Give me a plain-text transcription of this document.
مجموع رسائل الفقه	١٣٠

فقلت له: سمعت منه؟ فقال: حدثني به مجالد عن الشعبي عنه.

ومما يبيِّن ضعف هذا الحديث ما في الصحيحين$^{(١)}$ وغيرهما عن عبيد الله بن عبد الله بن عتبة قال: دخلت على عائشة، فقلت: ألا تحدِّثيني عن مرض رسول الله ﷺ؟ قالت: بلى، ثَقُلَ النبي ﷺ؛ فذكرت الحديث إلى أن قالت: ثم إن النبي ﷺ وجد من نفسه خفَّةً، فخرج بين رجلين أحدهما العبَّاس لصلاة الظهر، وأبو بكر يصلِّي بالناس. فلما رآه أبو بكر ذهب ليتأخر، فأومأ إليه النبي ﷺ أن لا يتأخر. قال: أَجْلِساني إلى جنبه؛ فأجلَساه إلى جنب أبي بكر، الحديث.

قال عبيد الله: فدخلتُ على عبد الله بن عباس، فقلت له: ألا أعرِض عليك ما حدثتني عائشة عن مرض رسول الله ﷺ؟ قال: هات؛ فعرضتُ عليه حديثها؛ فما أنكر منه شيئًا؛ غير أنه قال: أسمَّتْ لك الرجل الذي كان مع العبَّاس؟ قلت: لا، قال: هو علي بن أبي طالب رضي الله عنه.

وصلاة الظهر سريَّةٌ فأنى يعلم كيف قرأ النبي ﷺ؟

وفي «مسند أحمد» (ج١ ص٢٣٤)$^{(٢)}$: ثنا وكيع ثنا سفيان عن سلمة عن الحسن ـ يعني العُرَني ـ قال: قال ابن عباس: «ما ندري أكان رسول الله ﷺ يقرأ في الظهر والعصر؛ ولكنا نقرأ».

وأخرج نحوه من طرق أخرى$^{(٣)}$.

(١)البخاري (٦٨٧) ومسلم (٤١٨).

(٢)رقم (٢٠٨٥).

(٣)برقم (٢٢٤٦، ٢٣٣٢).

» TASK TO COMPLETE: Go through the listing above line by line and say how many lines hold the word "عباس". Reply with that number only.

» REPLY TO THE TASK: 2